PROBLEM REQUIREMENTS » Transcribe all the entries word for word, omitting any pictures they contain.

DATA SUPPLIED »
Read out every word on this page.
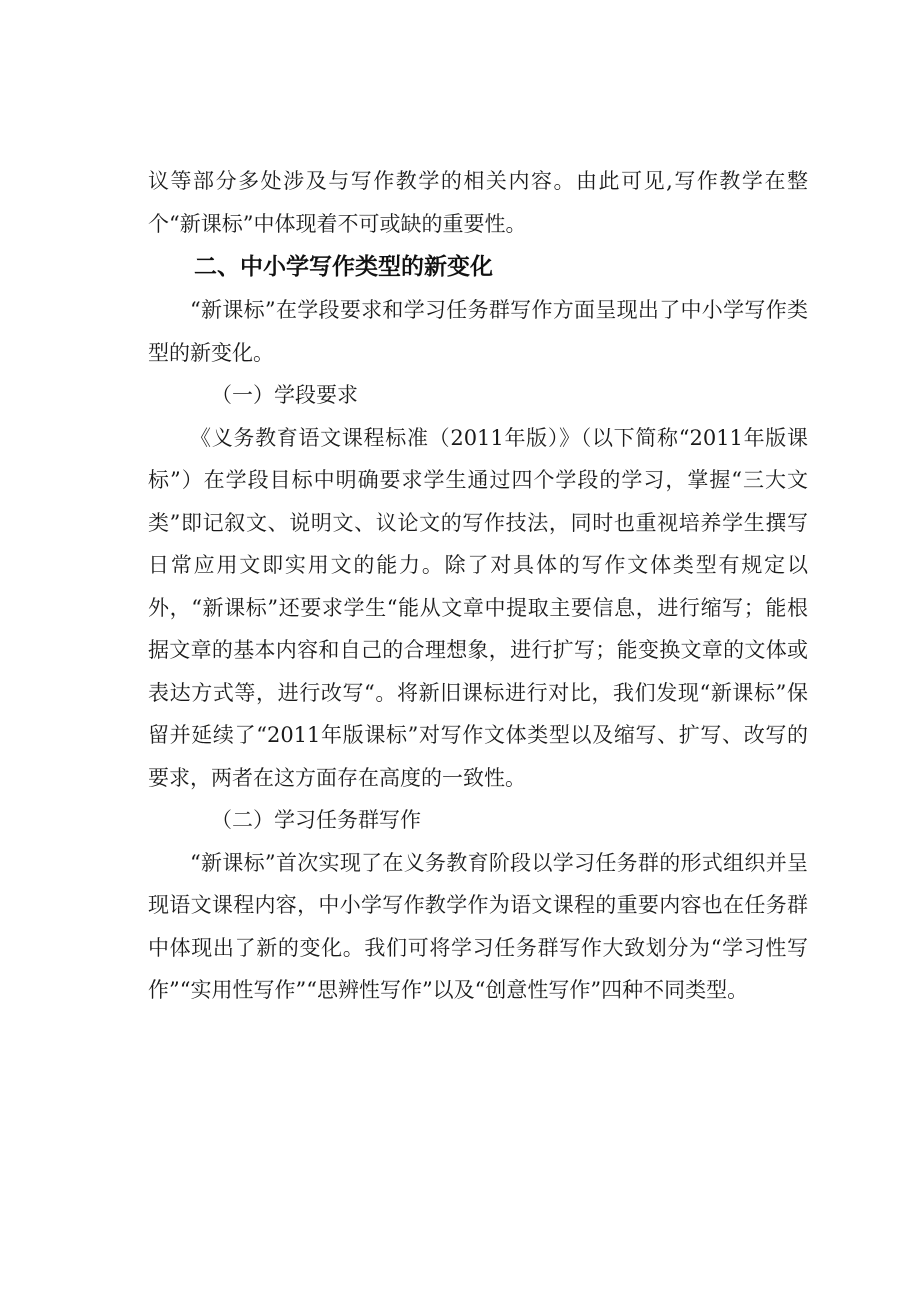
议等部分多处涉及与写作教学的相关内容。由此可见,写作教学在整个“新课标”中体现着不可或缺的重要性。

二、中小学写作类型的新变化

“新课标”在学段要求和学习任务群写作方面呈现出了中小学写作类型的新变化。

（一）学段要求

《义务教育语文课程标准（2011年版）》（以下简称“2011年版课标”）在学段目标中明确要求学生通过四个学段的学习，掌握“三大文类”即记叙文、说明文、议论文的写作技法，同时也重视培养学生撰写日常应用文即实用文的能力。除了对具体的写作文体类型有规定以外，“新课标”还要求学生“能从文章中提取主要信息，进行缩写；能根据文章的基本内容和自己的合理想象，进行扩写；能变换文章的文体或表达方式等，进行改写“。将新旧课标进行对比，我们发现“新课标”保留并延续了“2011年版课标”对写作文体类型以及缩写、扩写、改写的要求，两者在这方面存在高度的一致性。

（二）学习任务群写作

“新课标”首次实现了在义务教育阶段以学习任务群的形式组织并呈现语文课程内容，中小学写作教学作为语文课程的重要内容也在任务群中体现出了新的变化。我们可将学习任务群写作大致划分为“学习性写作”“实用性写作”“思辨性写作”以及“创意性写作”四种不同类型。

THE OUTPUT »
Read out every word on this page.
议等部分多处涉及与写作教学的相关内容。由此可见,写作教学在整个“新课标”中体现着不可或缺的重要性。

二、中小学写作类型的新变化

“新课标”在学段要求和学习任务群写作方面呈现出了中小学写作类型的新变化。

（一）学段要求

《义务教育语文课程标准（2011年版）》（以下简称“2011年版课标”）在学段目标中明确要求学生通过四个学段的学习，掌握“三大文类”即记叙文、说明文、议论文的写作技法，同时也重视培养学生撰写日常应用文即实用文的能力。除了对具体的写作文体类型有规定以外，“新课标”还要求学生“能从文章中提取主要信息，进行缩写；能根据文章的基本内容和自己的合理想象，进行扩写；能变换文章的文体或表达方式等，进行改写“。将新旧课标进行对比，我们发现“新课标”保留并延续了“2011年版课标”对写作文体类型以及缩写、扩写、改写的要求，两者在这方面存在高度的一致性。

（二）学习任务群写作

“新课标”首次实现了在义务教育阶段以学习任务群的形式组织并呈现语文课程内容，中小学写作教学作为语文课程的重要内容也在任务群中体现出了新的变化。我们可将学习任务群写作大致划分为“学习性写作”“实用性写作”“思辨性写作”以及“创意性写作”四种不同类型。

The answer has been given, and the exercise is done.